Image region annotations
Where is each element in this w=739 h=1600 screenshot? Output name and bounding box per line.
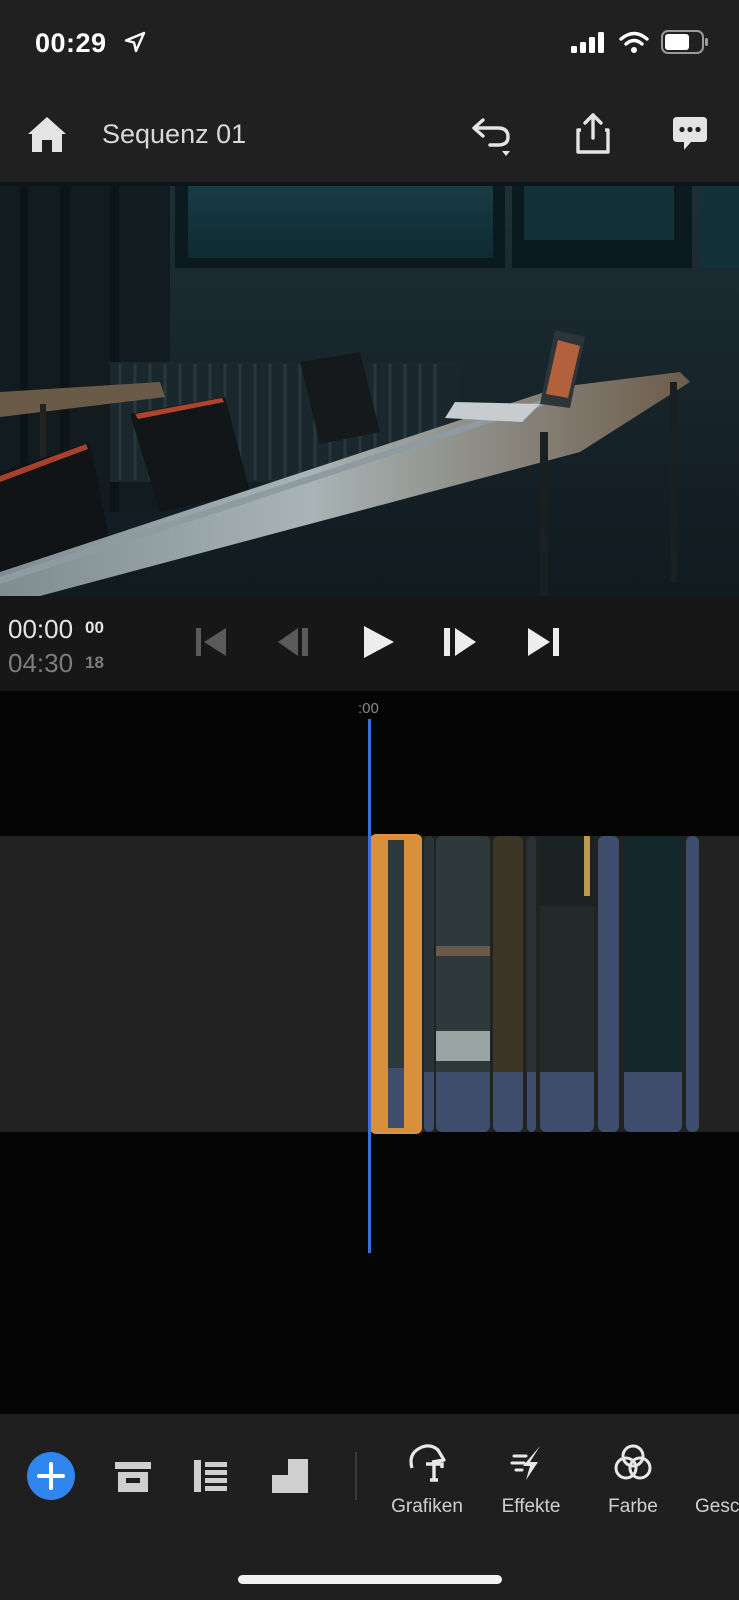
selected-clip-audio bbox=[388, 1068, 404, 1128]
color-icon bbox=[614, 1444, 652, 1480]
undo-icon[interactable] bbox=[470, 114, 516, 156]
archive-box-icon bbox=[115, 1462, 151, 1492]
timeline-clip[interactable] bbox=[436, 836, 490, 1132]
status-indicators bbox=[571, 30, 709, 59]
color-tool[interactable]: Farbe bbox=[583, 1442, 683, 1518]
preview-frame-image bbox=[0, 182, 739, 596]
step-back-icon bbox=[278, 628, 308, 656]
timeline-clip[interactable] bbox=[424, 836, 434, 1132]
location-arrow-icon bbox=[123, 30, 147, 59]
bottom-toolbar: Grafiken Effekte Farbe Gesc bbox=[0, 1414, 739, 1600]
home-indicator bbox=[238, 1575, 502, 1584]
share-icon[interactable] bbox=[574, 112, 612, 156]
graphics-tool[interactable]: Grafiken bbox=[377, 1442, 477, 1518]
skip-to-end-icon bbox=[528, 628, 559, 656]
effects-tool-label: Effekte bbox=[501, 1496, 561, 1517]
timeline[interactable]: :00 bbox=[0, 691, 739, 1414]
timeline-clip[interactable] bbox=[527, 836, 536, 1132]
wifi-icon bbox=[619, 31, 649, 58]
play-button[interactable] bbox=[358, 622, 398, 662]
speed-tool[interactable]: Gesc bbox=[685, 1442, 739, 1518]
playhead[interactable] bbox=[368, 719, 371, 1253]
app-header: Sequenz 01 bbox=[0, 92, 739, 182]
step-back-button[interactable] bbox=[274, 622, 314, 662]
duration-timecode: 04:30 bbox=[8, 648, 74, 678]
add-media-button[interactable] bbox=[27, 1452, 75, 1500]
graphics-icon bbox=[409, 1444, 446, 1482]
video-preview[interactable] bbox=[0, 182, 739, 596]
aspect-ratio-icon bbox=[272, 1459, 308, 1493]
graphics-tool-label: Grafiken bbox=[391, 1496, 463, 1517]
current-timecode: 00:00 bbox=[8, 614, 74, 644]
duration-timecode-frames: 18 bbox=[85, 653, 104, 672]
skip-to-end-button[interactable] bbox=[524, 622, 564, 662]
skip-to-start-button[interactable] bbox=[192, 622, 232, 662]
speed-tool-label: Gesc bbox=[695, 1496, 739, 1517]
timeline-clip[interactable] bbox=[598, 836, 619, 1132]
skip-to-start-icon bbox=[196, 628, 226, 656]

__Set problem__. Write out the entries above word for word, leaving out the pictures.

__Reply__.
Where is each element in this w=739 h=1600 screenshot? Output name and bounding box per line.
selected-clip-audio bbox=[388, 1068, 404, 1128]
color-icon bbox=[614, 1444, 652, 1480]
undo-icon[interactable] bbox=[470, 114, 516, 156]
archive-box-icon bbox=[115, 1462, 151, 1492]
timeline-clip[interactable] bbox=[436, 836, 490, 1132]
status-indicators bbox=[571, 30, 709, 59]
color-tool[interactable]: Farbe bbox=[583, 1442, 683, 1518]
preview-frame-image bbox=[0, 182, 739, 596]
step-back-icon bbox=[278, 628, 308, 656]
timeline-clip[interactable] bbox=[424, 836, 434, 1132]
location-arrow-icon bbox=[123, 30, 147, 59]
bottom-toolbar: Grafiken Effekte Farbe Gesc bbox=[0, 1414, 739, 1600]
home-indicator bbox=[238, 1575, 502, 1584]
share-icon[interactable] bbox=[574, 112, 612, 156]
graphics-tool[interactable]: Grafiken bbox=[377, 1442, 477, 1518]
skip-to-end-icon bbox=[528, 628, 559, 656]
effects-tool-label: Effekte bbox=[501, 1496, 561, 1517]
timeline[interactable]: :00 bbox=[0, 691, 739, 1414]
timeline-clip[interactable] bbox=[527, 836, 536, 1132]
wifi-icon bbox=[619, 31, 649, 58]
play-button[interactable] bbox=[358, 622, 398, 662]
speed-tool[interactable]: Gesc bbox=[685, 1442, 739, 1518]
playhead[interactable] bbox=[368, 719, 371, 1253]
app-header: Sequenz 01 bbox=[0, 92, 739, 182]
step-back-button[interactable] bbox=[274, 622, 314, 662]
duration-timecode: 04:30 bbox=[8, 648, 74, 678]
add-media-button[interactable] bbox=[27, 1452, 75, 1500]
graphics-icon bbox=[409, 1444, 446, 1482]
video-preview[interactable] bbox=[0, 182, 739, 596]
aspect-ratio-icon bbox=[272, 1459, 308, 1493]
graphics-tool-label: Grafiken bbox=[391, 1496, 463, 1517]
current-timecode: 00:00 bbox=[8, 614, 74, 644]
duration-timecode-frames: 18 bbox=[85, 653, 104, 672]
skip-to-end-button[interactable] bbox=[524, 622, 564, 662]
skip-to-start-button[interactable] bbox=[192, 622, 232, 662]
speed-tool-label: Gesc bbox=[695, 1496, 739, 1517]
timeline-clip[interactable] bbox=[598, 836, 619, 1132]
skip-to-start-icon bbox=[196, 628, 226, 656]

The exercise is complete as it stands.